* Exercise brief
Print each line exactly as it is given.

* Extracted records
============

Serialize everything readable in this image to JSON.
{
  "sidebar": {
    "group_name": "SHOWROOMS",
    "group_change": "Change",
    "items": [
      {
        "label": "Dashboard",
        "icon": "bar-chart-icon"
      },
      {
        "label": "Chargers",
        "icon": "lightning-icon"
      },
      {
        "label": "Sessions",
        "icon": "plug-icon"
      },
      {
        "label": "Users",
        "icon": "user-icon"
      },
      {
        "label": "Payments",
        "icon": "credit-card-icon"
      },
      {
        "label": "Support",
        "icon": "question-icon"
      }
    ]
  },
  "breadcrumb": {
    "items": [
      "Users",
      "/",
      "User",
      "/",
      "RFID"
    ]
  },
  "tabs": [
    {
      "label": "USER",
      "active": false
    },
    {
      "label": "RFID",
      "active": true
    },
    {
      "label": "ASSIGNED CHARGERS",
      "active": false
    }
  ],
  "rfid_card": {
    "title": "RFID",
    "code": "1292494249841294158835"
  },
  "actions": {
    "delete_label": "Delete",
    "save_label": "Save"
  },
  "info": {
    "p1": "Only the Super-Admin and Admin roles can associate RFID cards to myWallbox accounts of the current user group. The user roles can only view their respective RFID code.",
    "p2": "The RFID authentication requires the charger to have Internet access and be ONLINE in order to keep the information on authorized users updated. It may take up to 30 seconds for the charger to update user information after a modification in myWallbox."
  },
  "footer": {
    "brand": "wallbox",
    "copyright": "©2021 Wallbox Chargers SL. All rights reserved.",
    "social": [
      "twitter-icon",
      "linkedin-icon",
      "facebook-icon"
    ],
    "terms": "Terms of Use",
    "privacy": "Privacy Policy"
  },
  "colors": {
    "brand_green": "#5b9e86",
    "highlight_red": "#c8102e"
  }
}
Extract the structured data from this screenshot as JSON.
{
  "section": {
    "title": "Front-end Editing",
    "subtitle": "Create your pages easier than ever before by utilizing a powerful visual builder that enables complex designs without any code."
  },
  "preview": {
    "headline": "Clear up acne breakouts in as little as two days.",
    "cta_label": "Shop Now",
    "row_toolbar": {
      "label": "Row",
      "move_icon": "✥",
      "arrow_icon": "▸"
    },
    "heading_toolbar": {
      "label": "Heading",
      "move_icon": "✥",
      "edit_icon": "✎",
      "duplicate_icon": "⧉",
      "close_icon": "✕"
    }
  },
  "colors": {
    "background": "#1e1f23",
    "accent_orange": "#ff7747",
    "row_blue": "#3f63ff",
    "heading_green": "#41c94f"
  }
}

============

* Completed task
Serialize everything readable in this image to JSON.
{
  "sidebar": {
    "group_name": "SHOWROOMS",
    "group_change": "Change",
    "items": [
      {
        "label": "Dashboard",
        "icon": "bar-chart-icon"
      },
      {
        "label": "Chargers",
        "icon": "lightning-icon"
      },
      {
        "label": "Sessions",
        "icon": "plug-icon"
      },
      {
        "label": "Users",
        "icon": "user-icon"
      },
      {
        "label": "Payments",
        "icon": "credit-card-icon"
      },
      {
        "label": "Support",
        "icon": "question-icon"
      }
    ]
  },
  "breadcrumb": {
    "items": [
      "Users",
      "/",
      "User",
      "/",
      "RFID"
    ]
  },
  "tabs": [
    {
      "label": "USER",
      "active": false
    },
    {
      "label": "RFID",
      "active": true
    },
    {
      "label": "ASSIGNED CHARGERS",
      "active": false
    }
  ],
  "rfid_card": {
    "title": "RFID",
    "code": "1292494249841294158835"
  },
  "actions": {
    "delete_label": "Delete",
    "save_label": "Save"
  },
  "info": {
    "p1": "Only the Super-Admin and Admin roles can associate RFID cards to myWallbox accounts of the current user group. The user roles can only view their respective RFID code.",
    "p2": "The RFID authentication requires the charger to have Internet access and be ONLINE in order to keep the information on authorized users updated. It may take up to 30 seconds for the charger to update user information after a modification in myWallbox."
  },
  "footer": {
    "brand": "wallbox",
    "copyright": "©2021 Wallbox Chargers SL. All rights reserved.",
    "social": [
      "twitter-icon",
      "linkedin-icon",
      "facebook-icon"
    ],
    "terms": "Terms of Use",
    "privacy": "Privacy Policy"
  },
  "colors": {
    "brand_green": "#5b9e86",
    "highlight_red": "#c8102e"
  }
}
Extract the structured data from this screenshot as JSON.
{
  "section": {
    "title": "Front-end Editing",
    "subtitle": "Create your pages easier than ever before by utilizing a powerful visual builder that enables complex designs without any code."
  },
  "preview": {
    "headline": "Clear up acne breakouts in as little as two days.",
    "cta_label": "Shop Now",
    "row_toolbar": {
      "label": "Row",
      "move_icon": "✥",
      "arrow_icon": "▸"
    },
    "heading_toolbar": {
      "label": "Heading",
      "move_icon": "✥",
      "edit_icon": "✎",
      "duplicate_icon": "⧉",
      "close_icon": "✕"
    }
  },
  "colors": {
    "background": "#1e1f23",
    "accent_orange": "#ff7747",
    "row_blue": "#3f63ff",
    "heading_green": "#41c94f"
  }
}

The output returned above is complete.